Dataset records
<<<<

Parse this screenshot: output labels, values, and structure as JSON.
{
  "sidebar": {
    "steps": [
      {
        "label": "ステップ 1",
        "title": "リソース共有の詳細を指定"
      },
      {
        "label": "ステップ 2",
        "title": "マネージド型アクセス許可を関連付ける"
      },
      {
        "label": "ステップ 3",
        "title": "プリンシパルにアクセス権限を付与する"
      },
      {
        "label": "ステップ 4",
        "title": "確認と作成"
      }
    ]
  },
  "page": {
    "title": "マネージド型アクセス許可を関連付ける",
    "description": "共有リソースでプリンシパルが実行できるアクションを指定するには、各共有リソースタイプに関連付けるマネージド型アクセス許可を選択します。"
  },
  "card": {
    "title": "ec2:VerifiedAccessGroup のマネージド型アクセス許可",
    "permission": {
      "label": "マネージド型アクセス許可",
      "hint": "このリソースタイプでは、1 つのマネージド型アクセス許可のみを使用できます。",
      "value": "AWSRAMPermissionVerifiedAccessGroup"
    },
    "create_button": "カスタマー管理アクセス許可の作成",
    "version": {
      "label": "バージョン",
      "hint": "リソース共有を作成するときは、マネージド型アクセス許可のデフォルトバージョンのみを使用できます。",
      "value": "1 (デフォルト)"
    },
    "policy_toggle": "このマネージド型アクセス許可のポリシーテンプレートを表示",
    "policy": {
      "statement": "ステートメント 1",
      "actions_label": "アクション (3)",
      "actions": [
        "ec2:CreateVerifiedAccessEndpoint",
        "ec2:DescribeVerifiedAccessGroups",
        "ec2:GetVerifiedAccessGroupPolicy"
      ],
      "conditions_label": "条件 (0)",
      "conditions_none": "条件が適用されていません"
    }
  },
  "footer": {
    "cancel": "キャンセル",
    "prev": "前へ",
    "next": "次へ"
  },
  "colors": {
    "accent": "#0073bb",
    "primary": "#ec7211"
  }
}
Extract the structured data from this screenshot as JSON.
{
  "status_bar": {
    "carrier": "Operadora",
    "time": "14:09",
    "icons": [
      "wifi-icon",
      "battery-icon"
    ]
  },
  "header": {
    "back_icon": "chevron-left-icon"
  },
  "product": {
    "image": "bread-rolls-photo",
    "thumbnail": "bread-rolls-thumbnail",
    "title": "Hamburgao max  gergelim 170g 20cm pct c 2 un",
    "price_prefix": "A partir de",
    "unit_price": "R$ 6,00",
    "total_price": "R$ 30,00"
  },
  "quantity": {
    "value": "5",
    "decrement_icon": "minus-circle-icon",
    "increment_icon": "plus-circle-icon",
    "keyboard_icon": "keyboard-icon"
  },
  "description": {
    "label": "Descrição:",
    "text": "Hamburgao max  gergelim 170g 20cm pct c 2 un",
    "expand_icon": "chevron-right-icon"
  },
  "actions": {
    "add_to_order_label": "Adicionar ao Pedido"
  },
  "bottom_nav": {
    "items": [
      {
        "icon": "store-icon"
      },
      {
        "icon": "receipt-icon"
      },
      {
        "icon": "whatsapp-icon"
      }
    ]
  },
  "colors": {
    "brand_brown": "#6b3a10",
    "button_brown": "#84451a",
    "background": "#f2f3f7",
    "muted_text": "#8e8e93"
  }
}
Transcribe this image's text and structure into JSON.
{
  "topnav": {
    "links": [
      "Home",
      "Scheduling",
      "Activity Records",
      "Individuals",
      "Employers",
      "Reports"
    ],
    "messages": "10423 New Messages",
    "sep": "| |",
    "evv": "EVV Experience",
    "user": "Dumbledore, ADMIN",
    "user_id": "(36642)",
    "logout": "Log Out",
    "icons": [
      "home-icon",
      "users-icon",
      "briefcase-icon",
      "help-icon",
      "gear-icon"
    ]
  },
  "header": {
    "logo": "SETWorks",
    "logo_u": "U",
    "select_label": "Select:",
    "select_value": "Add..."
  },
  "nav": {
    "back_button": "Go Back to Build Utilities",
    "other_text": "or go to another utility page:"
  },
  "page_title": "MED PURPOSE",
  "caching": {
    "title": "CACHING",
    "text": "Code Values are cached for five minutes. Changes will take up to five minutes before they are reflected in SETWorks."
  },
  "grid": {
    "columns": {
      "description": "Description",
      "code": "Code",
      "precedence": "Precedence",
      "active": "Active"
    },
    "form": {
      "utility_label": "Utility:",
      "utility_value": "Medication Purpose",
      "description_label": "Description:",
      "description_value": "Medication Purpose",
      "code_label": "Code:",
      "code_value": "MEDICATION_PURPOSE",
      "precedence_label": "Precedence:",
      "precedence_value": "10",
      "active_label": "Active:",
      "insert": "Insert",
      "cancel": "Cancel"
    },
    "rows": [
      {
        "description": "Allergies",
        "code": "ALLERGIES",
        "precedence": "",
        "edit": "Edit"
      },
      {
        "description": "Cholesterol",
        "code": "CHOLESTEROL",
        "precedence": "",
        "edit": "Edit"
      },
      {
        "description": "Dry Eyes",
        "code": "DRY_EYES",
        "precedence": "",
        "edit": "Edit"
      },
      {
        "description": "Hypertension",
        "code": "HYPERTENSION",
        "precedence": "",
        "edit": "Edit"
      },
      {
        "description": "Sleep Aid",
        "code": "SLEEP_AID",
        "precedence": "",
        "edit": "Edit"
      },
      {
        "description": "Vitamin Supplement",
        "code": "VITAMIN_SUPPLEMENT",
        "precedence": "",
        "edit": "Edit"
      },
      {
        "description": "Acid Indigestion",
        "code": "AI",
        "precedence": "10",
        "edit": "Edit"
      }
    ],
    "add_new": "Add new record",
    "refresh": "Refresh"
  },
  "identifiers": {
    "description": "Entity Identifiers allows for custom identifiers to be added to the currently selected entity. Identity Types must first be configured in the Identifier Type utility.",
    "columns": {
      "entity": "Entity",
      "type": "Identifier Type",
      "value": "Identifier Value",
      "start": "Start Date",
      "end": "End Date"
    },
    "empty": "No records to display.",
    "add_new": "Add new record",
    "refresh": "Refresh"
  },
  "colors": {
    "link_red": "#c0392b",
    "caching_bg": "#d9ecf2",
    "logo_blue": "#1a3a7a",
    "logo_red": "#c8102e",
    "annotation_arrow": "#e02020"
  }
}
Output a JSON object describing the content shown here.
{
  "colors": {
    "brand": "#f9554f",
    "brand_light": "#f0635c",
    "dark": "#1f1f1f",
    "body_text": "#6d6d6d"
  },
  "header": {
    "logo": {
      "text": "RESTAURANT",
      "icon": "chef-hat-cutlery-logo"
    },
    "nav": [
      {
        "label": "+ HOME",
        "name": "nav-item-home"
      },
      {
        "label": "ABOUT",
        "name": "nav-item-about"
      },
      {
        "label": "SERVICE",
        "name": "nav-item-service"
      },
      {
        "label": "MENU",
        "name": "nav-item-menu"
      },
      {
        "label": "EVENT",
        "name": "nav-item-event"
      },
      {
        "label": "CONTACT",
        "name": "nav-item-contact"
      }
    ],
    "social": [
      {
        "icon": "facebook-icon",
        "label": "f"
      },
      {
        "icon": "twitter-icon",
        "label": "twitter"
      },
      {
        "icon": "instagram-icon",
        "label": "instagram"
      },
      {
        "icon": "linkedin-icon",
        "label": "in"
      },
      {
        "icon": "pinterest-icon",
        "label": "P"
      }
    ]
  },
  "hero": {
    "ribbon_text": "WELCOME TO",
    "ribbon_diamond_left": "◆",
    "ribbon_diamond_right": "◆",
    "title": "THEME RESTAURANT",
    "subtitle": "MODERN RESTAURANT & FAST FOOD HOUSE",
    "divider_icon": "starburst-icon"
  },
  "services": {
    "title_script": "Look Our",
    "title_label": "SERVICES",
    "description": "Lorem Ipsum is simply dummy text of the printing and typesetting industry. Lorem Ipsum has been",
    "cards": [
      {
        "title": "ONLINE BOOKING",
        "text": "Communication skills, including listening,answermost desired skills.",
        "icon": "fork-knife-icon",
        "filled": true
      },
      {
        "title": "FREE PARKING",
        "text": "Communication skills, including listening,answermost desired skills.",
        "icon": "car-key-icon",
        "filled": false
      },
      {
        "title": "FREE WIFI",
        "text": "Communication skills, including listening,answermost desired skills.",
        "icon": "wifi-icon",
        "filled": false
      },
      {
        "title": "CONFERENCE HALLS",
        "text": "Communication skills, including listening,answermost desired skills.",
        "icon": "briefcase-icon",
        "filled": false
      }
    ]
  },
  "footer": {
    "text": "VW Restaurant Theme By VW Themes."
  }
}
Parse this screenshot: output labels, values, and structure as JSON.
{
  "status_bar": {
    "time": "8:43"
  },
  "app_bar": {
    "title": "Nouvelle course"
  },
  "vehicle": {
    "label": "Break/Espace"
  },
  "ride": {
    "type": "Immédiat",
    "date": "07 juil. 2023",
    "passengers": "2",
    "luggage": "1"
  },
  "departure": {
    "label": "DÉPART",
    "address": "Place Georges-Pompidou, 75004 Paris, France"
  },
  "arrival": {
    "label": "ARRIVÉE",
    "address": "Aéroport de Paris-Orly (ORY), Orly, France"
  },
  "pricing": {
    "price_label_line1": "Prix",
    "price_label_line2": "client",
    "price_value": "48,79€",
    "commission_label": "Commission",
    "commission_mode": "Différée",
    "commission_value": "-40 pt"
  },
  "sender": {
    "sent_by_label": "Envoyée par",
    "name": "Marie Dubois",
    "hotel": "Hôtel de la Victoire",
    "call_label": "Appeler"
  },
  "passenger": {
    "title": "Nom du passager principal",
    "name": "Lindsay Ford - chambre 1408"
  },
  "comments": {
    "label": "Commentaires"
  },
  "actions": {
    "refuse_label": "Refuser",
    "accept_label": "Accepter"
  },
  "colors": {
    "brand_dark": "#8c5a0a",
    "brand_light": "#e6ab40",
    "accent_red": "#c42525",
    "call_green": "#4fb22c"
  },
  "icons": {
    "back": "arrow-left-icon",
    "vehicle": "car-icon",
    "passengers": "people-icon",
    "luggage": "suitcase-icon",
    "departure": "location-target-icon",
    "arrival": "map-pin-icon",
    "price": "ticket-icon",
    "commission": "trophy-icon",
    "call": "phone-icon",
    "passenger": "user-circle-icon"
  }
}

>>>>

• PROBLEM DESCRIPTION
Check each line of the records for the word "bread", and show the lines that contain it.

• OUTPUT OF THE EXERCISE
    "image": "bread-rolls-photo",
    "thumbnail": "bread-rolls-thumbnail",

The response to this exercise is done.